Copy out every record below exactly as written, but leave out any pictures.

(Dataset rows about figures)
******

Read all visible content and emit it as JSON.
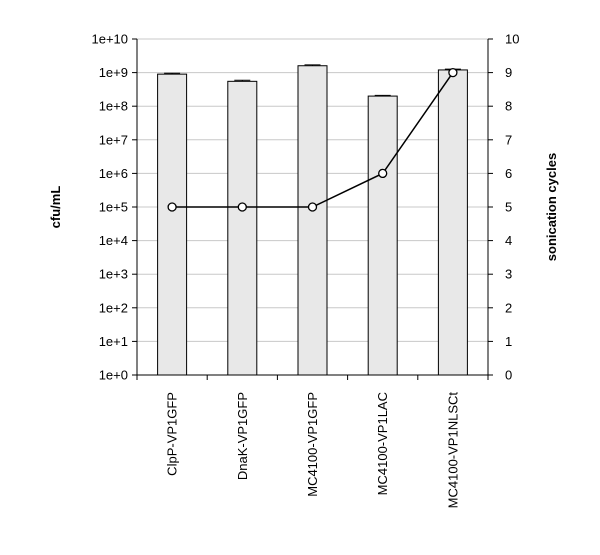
{
  "chart_data": {
    "type": "bar",
    "categories": [
      "ClpP-VP1GFP",
      "DnaK-VP1GFP",
      "MC4100-VP1GFP",
      "MC4100-VP1LAC",
      "MC4100-VP1NLSCt"
    ],
    "series": [
      {
        "axis": "left",
        "type": "bar",
        "values": [
          900000000,
          550000000,
          1600000000,
          200000000,
          1200000000
        ],
        "error": [
          60000000,
          40000000,
          100000000,
          10000000,
          70000000
        ],
        "color": "#e8e8e8",
        "edge_color": "#000000"
      },
      {
        "axis": "right",
        "type": "line",
        "values": [
          5,
          5,
          5,
          6,
          9
        ],
        "color": "#000000",
        "marker": "open-circle"
      }
    ],
    "ylabel": "cfu/mL",
    "y2label": "sonication cycles",
    "xlabel": "",
    "yscale": "log",
    "ylim": [
      1,
      10000000000
    ],
    "y2lim": [
      0,
      10
    ],
    "ytick_labels": [
      "1e+0",
      "1e+1",
      "1e+2",
      "1e+3",
      "1e+4",
      "1e+5",
      "1e+6",
      "1e+7",
      "1e+8",
      "1e+9",
      "1e+10"
    ],
    "y2tick_labels": [
      "0",
      "1",
      "2",
      "3",
      "4",
      "5",
      "6",
      "7",
      "8",
      "9",
      "10"
    ],
    "grid": true,
    "legend": "none"
  }
}
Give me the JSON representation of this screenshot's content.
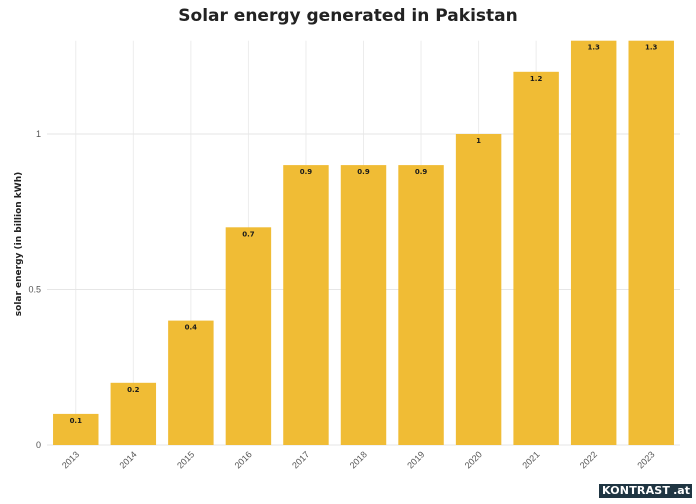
{
  "chart_data": {
    "type": "bar",
    "title": "Solar energy generated in Pakistan",
    "xlabel": "",
    "ylabel": "solar energy (in billion kWh)",
    "categories": [
      "2013",
      "2014",
      "2015",
      "2016",
      "2017",
      "2018",
      "2019",
      "2020",
      "2021",
      "2022",
      "2023"
    ],
    "values": [
      0.1,
      0.2,
      0.4,
      0.7,
      0.9,
      0.9,
      0.9,
      1,
      1.2,
      1.3,
      1.3
    ],
    "data_labels": [
      "0.1",
      "0.2",
      "0.4",
      "0.7",
      "0.9",
      "0.9",
      "0.9",
      "1",
      "1.2",
      "1.3",
      "1.3"
    ],
    "yticks": [
      0,
      0.5,
      1
    ],
    "ytick_labels": [
      "0",
      "0.5",
      "1"
    ],
    "ylim": [
      0,
      1.3
    ],
    "grid": true,
    "legend": "none",
    "bar_color": "#F0BC35"
  },
  "logo": {
    "main": "KONTRAST",
    "tld": ".at"
  }
}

******

* **Task response**:
Read all visible content and emit it as JSON.
{
  "chart_data": {
    "type": "bar",
    "categories": [
      "ClpP-VP1GFP",
      "DnaK-VP1GFP",
      "MC4100-VP1GFP",
      "MC4100-VP1LAC",
      "MC4100-VP1NLSCt"
    ],
    "series": [
      {
        "axis": "left",
        "type": "bar",
        "values": [
          900000000,
          550000000,
          1600000000,
          200000000,
          1200000000
        ],
        "error": [
          60000000,
          40000000,
          100000000,
          10000000,
          70000000
        ],
        "color": "#e8e8e8",
        "edge_color": "#000000"
      },
      {
        "axis": "right",
        "type": "line",
        "values": [
          5,
          5,
          5,
          6,
          9
        ],
        "color": "#000000",
        "marker": "open-circle"
      }
    ],
    "ylabel": "cfu/mL",
    "y2label": "sonication cycles",
    "xlabel": "",
    "yscale": "log",
    "ylim": [
      1,
      10000000000
    ],
    "y2lim": [
      0,
      10
    ],
    "ytick_labels": [
      "1e+0",
      "1e+1",
      "1e+2",
      "1e+3",
      "1e+4",
      "1e+5",
      "1e+6",
      "1e+7",
      "1e+8",
      "1e+9",
      "1e+10"
    ],
    "y2tick_labels": [
      "0",
      "1",
      "2",
      "3",
      "4",
      "5",
      "6",
      "7",
      "8",
      "9",
      "10"
    ],
    "grid": true,
    "legend": "none"
  }
}
Give me the JSON representation of this screenshot's content.
{
  "chart_data": {
    "type": "bar",
    "title": "Solar energy generated in Pakistan",
    "xlabel": "",
    "ylabel": "solar energy (in billion kWh)",
    "categories": [
      "2013",
      "2014",
      "2015",
      "2016",
      "2017",
      "2018",
      "2019",
      "2020",
      "2021",
      "2022",
      "2023"
    ],
    "values": [
      0.1,
      0.2,
      0.4,
      0.7,
      0.9,
      0.9,
      0.9,
      1,
      1.2,
      1.3,
      1.3
    ],
    "data_labels": [
      "0.1",
      "0.2",
      "0.4",
      "0.7",
      "0.9",
      "0.9",
      "0.9",
      "1",
      "1.2",
      "1.3",
      "1.3"
    ],
    "yticks": [
      0,
      0.5,
      1
    ],
    "ytick_labels": [
      "0",
      "0.5",
      "1"
    ],
    "ylim": [
      0,
      1.3
    ],
    "grid": true,
    "legend": "none",
    "bar_color": "#F0BC35"
  },
  "logo": {
    "main": "KONTRAST",
    "tld": ".at"
  }
}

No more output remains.